--- Task prompt ---
Pick out the lines in the listing below that contain the word "review" and copy them.

--- Input records ---

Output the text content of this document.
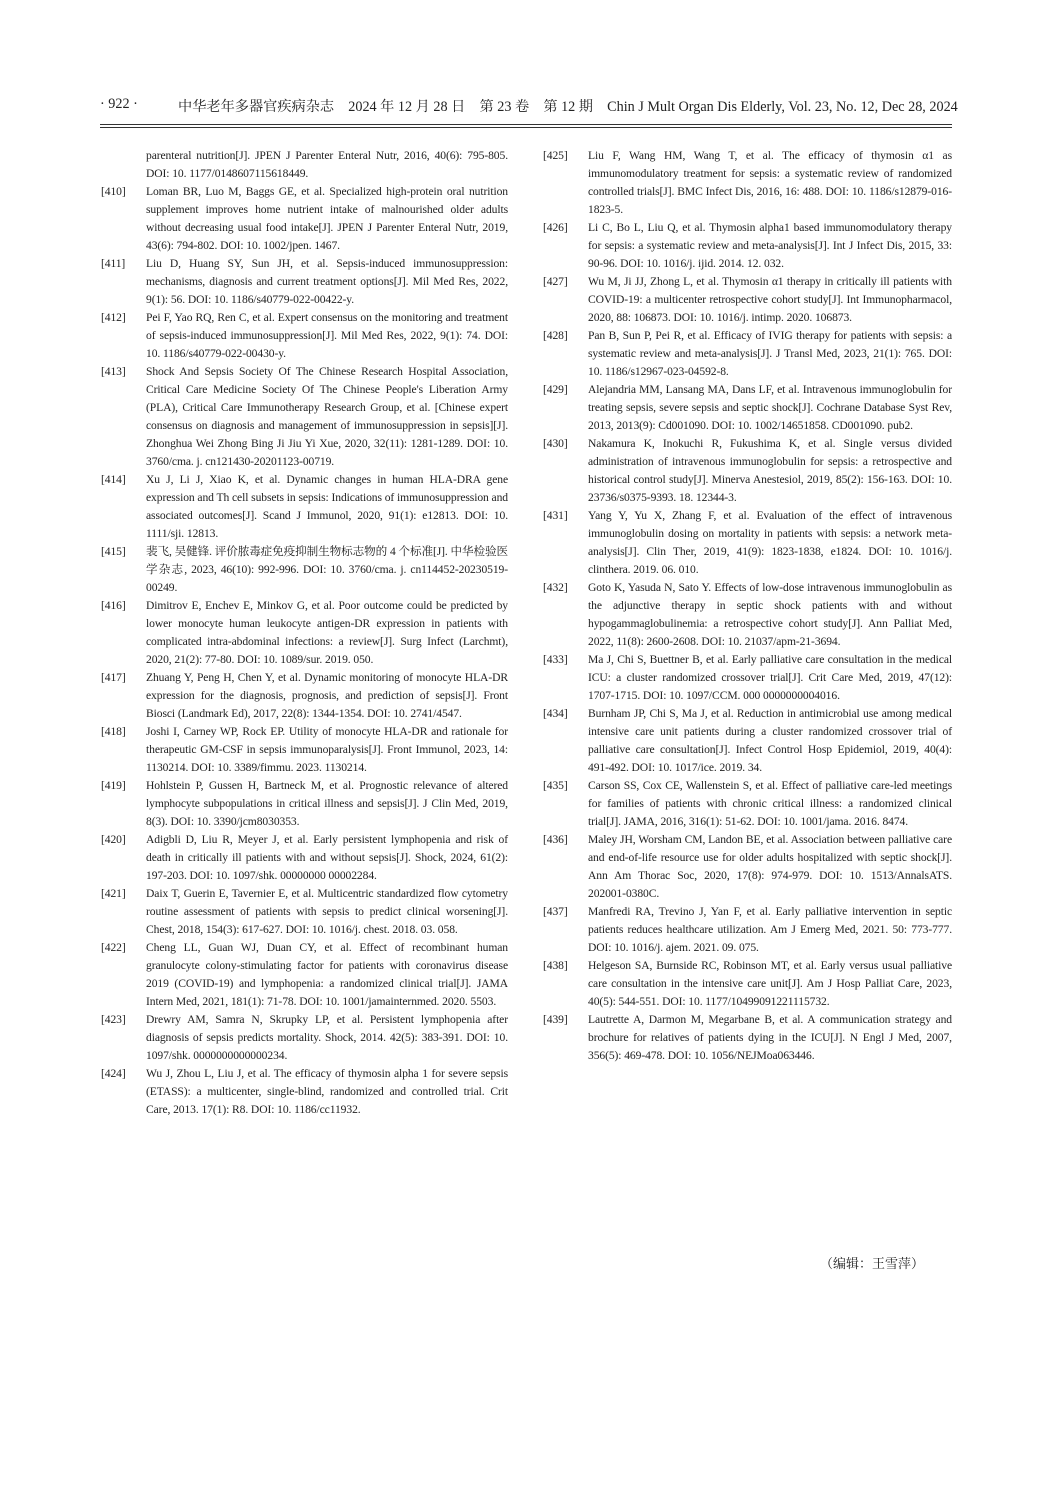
· 922 ·	中华老年多器官疾病杂志　2024 年 12 月 28 日　第 23 卷　第 12 期　Chin J Mult Organ Dis Elderly, Vol. 23, No. 12, Dec 28, 2024
parenteral nutrition[J]. JPEN J Parenter Enteral Nutr, 2016, 40(6): 795-805. DOI: 10. 1177/0148607115618449.
[410]	Loman BR, Luo M, Baggs GE, et al. Specialized high-protein oral nutrition supplement improves home nutrient intake of malnourished older adults without decreasing usual food intake[J]. JPEN J Parenter Enteral Nutr, 2019, 43(6): 794-802. DOI: 10. 1002/jpen. 1467.
[411]	Liu D, Huang SY, Sun JH, et al. Sepsis-induced immunosuppression: mechanisms, diagnosis and current treatment options[J]. Mil Med Res, 2022, 9(1): 56. DOI: 10. 1186/s40779-022-00422-y.
[412]	Pei F, Yao RQ, Ren C, et al. Expert consensus on the monitoring and treatment of sepsis-induced immunosuppression[J]. Mil Med Res, 2022, 9(1): 74. DOI: 10. 1186/s40779-022-00430-y.
[413]	Shock And Sepsis Society Of The Chinese Research Hospital Association, Critical Care Medicine Society Of The Chinese People's Liberation Army (PLA), Critical Care Immunotherapy Research Group, et al. [Chinese expert consensus on diagnosis and management of immunosuppression in sepsis][J]. Zhonghua Wei Zhong Bing Ji Jiu Yi Xue, 2020, 32(11): 1281-1289. DOI: 10. 3760/cma. j. cn121430-20201123-00719.
[414]	Xu J, Li J, Xiao K, et al. Dynamic changes in human HLA-DRA gene expression and Th cell subsets in sepsis: Indications of immunosuppression and associated outcomes[J]. Scand J Immunol, 2020, 91(1): e12813. DOI: 10. 1111/sji. 12813.
[415]	裴飞, 吴健锋. 评价脓毒症免疫抑制生物标志物的 4 个标准[J]. 中华检验医学杂志, 2023, 46(10): 992-996. DOI: 10. 3760/cma. j. cn114452-20230519-00249.
[416]	Dimitrov E, Enchev E, Minkov G, et al. Poor outcome could be predicted by lower monocyte human leukocyte antigen-DR expression in patients with complicated intra-abdominal infections: a review[J]. Surg Infect (Larchmt), 2020, 21(2): 77-80. DOI: 10. 1089/sur. 2019. 050.
[417]	Zhuang Y, Peng H, Chen Y, et al. Dynamic monitoring of monocyte HLA-DR expression for the diagnosis, prognosis, and prediction of sepsis[J]. Front Biosci (Landmark Ed), 2017, 22(8): 1344-1354. DOI: 10. 2741/4547.
[418]	Joshi I, Carney WP, Rock EP. Utility of monocyte HLA-DR and rationale for therapeutic GM-CSF in sepsis immunoparalysis[J]. Front Immunol, 2023, 14: 1130214. DOI: 10. 3389/fimmu. 2023. 1130214.
[419]	Hohlstein P, Gussen H, Bartneck M, et al. Prognostic relevance of altered lymphocyte subpopulations in critical illness and sepsis[J]. J Clin Med, 2019, 8(3). DOI: 10. 3390/jcm8030353.
[420]	Adigbli D, Liu R, Meyer J, et al. Early persistent lymphopenia and risk of death in critically ill patients with and without sepsis[J]. Shock, 2024, 61(2): 197-203. DOI: 10. 1097/shk. 00000000 00002284.
[421]	Daix T, Guerin E, Tavernier E, et al. Multicentric standardized flow cytometry routine assessment of patients with sepsis to predict clinical worsening[J]. Chest, 2018, 154(3): 617-627. DOI: 10. 1016/j. chest. 2018. 03. 058.
[422]	Cheng LL, Guan WJ, Duan CY, et al. Effect of recombinant human granulocyte colony-stimulating factor for patients with coronavirus disease 2019 (COVID-19) and lymphopenia: a randomized clinical trial[J]. JAMA Intern Med, 2021, 181(1): 71-78. DOI: 10. 1001/jamainternmed. 2020. 5503.
[423]	Drewry AM, Samra N, Skrupky LP, et al. Persistent lymphopenia after diagnosis of sepsis predicts mortality. Shock, 2014. 42(5): 383-391. DOI: 10. 1097/shk. 0000000000000234.
[424]	Wu J, Zhou L, Liu J, et al. The efficacy of thymosin alpha 1 for severe sepsis (ETASS): a multicenter, single-blind, randomized and controlled trial. Crit Care, 2013. 17(1): R8. DOI: 10. 1186/cc11932.
[425]	Liu F, Wang HM, Wang T, et al. The efficacy of thymosin α1 as immunomodulatory treatment for sepsis: a systematic review of randomized controlled trials[J]. BMC Infect Dis, 2016, 16: 488. DOI: 10. 1186/s12879-016-1823-5.
[426]	Li C, Bo L, Liu Q, et al. Thymosin alpha1 based immunomodulatory therapy for sepsis: a systematic review and meta-analysis[J]. Int J Infect Dis, 2015, 33: 90-96. DOI: 10. 1016/j. ijid. 2014. 12. 032.
[427]	Wu M, Ji JJ, Zhong L, et al. Thymosin α1 therapy in critically ill patients with COVID-19: a multicenter retrospective cohort study[J]. Int Immunopharmacol, 2020, 88: 106873. DOI: 10. 1016/j. intimp. 2020. 106873.
[428]	Pan B, Sun P, Pei R, et al. Efficacy of IVIG therapy for patients with sepsis: a systematic review and meta-analysis[J]. J Transl Med, 2023, 21(1): 765. DOI: 10. 1186/s12967-023-04592-8.
[429]	Alejandria MM, Lansang MA, Dans LF, et al. Intravenous immunoglobulin for treating sepsis, severe sepsis and septic shock[J]. Cochrane Database Syst Rev, 2013, 2013(9): Cd001090. DOI: 10. 1002/14651858. CD001090. pub2.
[430]	Nakamura K, Inokuchi R, Fukushima K, et al. Single versus divided administration of intravenous immunoglobulin for sepsis: a retrospective and historical control study[J]. Minerva Anestesiol, 2019, 85(2): 156-163. DOI: 10. 23736/s0375-9393. 18. 12344-3.
[431]	Yang Y, Yu X, Zhang F, et al. Evaluation of the effect of intravenous immunoglobulin dosing on mortality in patients with sepsis: a network meta-analysis[J]. Clin Ther, 2019, 41(9): 1823-1838, e1824. DOI: 10. 1016/j. clinthera. 2019. 06. 010.
[432]	Goto K, Yasuda N, Sato Y. Effects of low-dose intravenous immunoglobulin as the adjunctive therapy in septic shock patients with and without hypogammaglobulinemia: a retrospective cohort study[J]. Ann Palliat Med, 2022, 11(8): 2600-2608. DOI: 10. 21037/apm-21-3694.
[433]	Ma J, Chi S, Buettner B, et al. Early palliative care consultation in the medical ICU: a cluster randomized crossover trial[J]. Crit Care Med, 2019, 47(12): 1707-1715. DOI: 10. 1097/CCM. 000 0000000004016.
[434]	Burnham JP, Chi S, Ma J, et al. Reduction in antimicrobial use among medical intensive care unit patients during a cluster randomized crossover trial of palliative care consultation[J]. Infect Control Hosp Epidemiol, 2019, 40(4): 491-492. DOI: 10. 1017/ice. 2019. 34.
[435]	Carson SS, Cox CE, Wallenstein S, et al. Effect of palliative care-led meetings for families of patients with chronic critical illness: a randomized clinical trial[J]. JAMA, 2016, 316(1): 51-62. DOI: 10. 1001/jama. 2016. 8474.
[436]	Maley JH, Worsham CM, Landon BE, et al. Association between palliative care and end-of-life resource use for older adults hospitalized with septic shock[J]. Ann Am Thorac Soc, 2020, 17(8): 974-979. DOI: 10. 1513/AnnalsATS. 202001-0380C.
[437]	Manfredi RA, Trevino J, Yan F, et al. Early palliative intervention in septic patients reduces healthcare utilization. Am J Emerg Med, 2021. 50: 773-777. DOI: 10. 1016/j. ajem. 2021. 09. 075.
[438]	Helgeson SA, Burnside RC, Robinson MT, et al. Early versus usual palliative care consultation in the intensive care unit[J]. Am J Hosp Palliat Care, 2023, 40(5): 544-551. DOI: 10. 1177/10499091221115732.
[439]	Lautrette A, Darmon M, Megarbane B, et al. A communication strategy and brochure for relatives of patients dying in the ICU[J]. N Engl J Med, 2007, 356(5): 469-478. DOI: 10. 1056/NEJMoa063446.
（编辑：王雪萍）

--- Expected answer ---
[416]	Dimitrov E, Enchev E, Minkov G, et al. Poor outcome could be predicted by lower monocyte human leukocyte antigen-DR expression in patients with complicated intra-abdominal infections: a review[J]. Surg Infect (Larchmt), 2020, 21(2): 77-80. DOI: 10. 1089/sur. 2019. 050.
[425]	Liu F, Wang HM, Wang T, et al. The efficacy of thymosin α1 as immunomodulatory treatment for sepsis: a systematic review of randomized controlled trials[J]. BMC Infect Dis, 2016, 16: 488. DOI: 10. 1186/s12879-016-1823-5.
[426]	Li C, Bo L, Liu Q, et al. Thymosin alpha1 based immunomodulatory therapy for sepsis: a systematic review and meta-analysis[J]. Int J Infect Dis, 2015, 33: 90-96. DOI: 10. 1016/j. ijid. 2014. 12. 032.
[428]	Pan B, Sun P, Pei R, et al. Efficacy of IVIG therapy for patients with sepsis: a systematic review and meta-analysis[J]. J Transl Med, 2023, 21(1): 765. DOI: 10. 1186/s12967-023-04592-8.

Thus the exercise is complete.